Records that describe figures

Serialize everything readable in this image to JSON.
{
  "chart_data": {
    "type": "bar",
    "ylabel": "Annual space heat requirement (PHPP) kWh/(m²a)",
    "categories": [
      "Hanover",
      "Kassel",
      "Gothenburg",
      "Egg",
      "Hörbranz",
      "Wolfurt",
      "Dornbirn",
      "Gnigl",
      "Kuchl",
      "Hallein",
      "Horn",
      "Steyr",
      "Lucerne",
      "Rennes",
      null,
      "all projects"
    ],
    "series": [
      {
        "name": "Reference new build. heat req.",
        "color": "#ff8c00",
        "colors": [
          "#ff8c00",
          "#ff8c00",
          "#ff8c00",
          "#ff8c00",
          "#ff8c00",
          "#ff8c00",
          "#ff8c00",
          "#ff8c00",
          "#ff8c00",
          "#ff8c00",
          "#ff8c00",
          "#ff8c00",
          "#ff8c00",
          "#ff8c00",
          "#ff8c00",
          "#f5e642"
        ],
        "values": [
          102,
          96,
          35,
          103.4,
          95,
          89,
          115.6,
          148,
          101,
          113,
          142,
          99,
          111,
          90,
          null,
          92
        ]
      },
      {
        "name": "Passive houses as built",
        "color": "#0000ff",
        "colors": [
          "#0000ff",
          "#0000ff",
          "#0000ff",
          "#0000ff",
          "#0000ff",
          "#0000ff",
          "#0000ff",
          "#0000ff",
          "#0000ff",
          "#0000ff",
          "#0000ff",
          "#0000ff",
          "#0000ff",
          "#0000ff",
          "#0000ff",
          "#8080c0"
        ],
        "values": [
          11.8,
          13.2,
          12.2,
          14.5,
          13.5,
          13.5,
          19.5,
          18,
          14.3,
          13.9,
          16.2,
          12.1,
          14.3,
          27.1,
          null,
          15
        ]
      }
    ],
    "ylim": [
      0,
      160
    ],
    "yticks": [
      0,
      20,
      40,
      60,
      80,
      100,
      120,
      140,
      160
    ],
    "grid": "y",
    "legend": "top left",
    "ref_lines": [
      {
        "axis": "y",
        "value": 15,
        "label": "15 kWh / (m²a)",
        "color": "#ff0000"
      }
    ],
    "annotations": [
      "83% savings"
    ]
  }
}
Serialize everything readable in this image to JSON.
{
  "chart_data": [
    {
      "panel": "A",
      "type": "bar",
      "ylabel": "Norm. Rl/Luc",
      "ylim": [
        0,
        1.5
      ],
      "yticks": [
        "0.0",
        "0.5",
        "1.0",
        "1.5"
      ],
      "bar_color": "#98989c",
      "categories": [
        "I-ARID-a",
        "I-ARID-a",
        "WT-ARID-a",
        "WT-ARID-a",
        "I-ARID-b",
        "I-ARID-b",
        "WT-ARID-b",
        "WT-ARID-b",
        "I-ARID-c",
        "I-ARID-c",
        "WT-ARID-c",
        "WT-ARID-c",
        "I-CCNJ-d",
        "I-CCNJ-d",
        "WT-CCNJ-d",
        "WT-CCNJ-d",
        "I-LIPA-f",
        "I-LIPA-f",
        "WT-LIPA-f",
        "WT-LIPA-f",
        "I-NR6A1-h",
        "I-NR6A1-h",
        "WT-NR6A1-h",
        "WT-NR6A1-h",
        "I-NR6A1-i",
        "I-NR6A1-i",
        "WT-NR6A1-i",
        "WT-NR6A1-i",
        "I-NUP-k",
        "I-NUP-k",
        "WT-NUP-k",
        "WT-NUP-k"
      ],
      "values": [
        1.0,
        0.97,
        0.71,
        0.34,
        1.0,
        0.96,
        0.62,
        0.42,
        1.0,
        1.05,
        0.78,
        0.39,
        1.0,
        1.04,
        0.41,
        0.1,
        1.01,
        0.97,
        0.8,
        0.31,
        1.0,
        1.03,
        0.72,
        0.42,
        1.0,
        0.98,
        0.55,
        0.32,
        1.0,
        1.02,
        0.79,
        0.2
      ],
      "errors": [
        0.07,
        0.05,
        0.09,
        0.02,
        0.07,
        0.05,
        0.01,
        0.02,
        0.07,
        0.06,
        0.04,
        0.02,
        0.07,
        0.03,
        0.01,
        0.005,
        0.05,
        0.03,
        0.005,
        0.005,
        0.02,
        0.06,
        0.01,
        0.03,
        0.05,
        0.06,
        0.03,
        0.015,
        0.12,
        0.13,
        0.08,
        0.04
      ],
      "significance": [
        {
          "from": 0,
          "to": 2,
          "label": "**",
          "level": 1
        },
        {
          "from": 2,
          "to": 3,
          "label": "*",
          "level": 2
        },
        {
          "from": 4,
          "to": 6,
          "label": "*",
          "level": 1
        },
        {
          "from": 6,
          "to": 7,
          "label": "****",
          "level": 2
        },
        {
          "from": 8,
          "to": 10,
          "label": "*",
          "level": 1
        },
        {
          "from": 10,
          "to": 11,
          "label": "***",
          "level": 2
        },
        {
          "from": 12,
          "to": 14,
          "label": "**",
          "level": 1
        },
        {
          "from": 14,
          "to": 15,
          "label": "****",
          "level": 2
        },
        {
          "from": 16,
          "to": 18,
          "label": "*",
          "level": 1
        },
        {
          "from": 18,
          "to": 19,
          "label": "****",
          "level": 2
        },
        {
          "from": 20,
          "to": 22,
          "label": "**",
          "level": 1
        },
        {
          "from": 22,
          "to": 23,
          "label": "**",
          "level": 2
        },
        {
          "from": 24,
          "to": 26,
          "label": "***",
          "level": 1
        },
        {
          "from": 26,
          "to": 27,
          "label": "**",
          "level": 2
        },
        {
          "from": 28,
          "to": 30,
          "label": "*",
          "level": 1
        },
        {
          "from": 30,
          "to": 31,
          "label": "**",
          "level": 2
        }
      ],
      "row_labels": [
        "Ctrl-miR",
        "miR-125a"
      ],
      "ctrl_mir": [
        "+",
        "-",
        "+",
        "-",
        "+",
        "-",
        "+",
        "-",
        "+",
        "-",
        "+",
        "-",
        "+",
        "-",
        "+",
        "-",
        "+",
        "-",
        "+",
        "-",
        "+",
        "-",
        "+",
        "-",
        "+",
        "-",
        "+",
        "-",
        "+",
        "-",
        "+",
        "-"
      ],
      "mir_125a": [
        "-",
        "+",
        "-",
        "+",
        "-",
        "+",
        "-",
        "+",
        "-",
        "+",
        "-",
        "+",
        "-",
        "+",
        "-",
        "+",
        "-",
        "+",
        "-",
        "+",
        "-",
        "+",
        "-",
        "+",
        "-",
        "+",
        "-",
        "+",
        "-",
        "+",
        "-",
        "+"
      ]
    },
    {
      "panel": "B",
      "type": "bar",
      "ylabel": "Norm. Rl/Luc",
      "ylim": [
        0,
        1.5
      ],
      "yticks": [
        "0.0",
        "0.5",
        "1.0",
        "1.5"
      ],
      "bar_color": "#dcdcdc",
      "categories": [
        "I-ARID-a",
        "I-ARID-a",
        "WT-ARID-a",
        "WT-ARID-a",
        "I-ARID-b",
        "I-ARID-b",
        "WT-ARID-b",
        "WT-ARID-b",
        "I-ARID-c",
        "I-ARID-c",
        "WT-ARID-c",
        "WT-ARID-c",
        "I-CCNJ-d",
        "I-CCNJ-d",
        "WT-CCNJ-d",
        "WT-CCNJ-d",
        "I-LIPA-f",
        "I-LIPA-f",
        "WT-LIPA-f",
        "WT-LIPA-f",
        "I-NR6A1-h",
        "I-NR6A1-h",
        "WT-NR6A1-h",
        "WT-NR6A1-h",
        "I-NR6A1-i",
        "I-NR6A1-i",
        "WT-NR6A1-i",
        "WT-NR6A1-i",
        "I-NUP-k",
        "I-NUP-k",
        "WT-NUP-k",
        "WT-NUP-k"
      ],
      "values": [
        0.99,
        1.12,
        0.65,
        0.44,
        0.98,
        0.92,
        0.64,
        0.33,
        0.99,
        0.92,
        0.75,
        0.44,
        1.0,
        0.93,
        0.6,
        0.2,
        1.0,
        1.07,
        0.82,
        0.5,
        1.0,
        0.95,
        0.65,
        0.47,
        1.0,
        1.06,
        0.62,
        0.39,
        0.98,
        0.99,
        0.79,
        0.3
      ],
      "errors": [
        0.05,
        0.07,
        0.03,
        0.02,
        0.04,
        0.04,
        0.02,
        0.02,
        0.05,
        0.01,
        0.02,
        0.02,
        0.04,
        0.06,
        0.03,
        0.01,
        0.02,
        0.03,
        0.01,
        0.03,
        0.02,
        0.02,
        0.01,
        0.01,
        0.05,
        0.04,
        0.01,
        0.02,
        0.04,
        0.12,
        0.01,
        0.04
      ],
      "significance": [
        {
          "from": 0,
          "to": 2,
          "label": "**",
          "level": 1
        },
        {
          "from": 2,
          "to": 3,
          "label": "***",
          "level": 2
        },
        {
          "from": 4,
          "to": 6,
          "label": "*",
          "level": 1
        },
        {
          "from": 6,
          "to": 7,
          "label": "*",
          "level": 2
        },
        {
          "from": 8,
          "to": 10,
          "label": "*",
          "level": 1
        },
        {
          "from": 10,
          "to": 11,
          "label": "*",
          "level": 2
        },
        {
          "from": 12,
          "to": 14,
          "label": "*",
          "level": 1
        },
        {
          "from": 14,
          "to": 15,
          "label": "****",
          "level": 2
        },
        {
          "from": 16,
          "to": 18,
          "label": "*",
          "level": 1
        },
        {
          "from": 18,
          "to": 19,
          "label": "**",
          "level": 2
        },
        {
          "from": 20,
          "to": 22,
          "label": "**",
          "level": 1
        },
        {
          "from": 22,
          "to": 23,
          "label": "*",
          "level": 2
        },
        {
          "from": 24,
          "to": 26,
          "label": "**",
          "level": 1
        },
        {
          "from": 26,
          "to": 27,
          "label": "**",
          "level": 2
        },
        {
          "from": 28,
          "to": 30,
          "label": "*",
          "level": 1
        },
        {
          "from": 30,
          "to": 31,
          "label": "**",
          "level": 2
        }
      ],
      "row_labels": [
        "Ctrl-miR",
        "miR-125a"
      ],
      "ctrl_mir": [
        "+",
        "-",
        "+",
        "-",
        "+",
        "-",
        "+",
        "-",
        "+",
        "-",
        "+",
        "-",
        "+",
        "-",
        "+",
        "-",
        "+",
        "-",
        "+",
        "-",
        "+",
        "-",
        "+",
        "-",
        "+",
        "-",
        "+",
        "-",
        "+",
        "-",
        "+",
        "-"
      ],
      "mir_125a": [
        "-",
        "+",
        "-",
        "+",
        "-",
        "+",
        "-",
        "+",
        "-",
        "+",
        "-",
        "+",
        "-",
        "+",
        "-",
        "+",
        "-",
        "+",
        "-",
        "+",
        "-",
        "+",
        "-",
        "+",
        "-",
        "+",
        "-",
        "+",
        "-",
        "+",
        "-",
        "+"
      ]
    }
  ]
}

◆ WHAT YOU HAVE TO DO ◆
Tally the lines in this data that hold the word "name" and state only the count.

◆ RESPONSE TO THE TASK ◆
2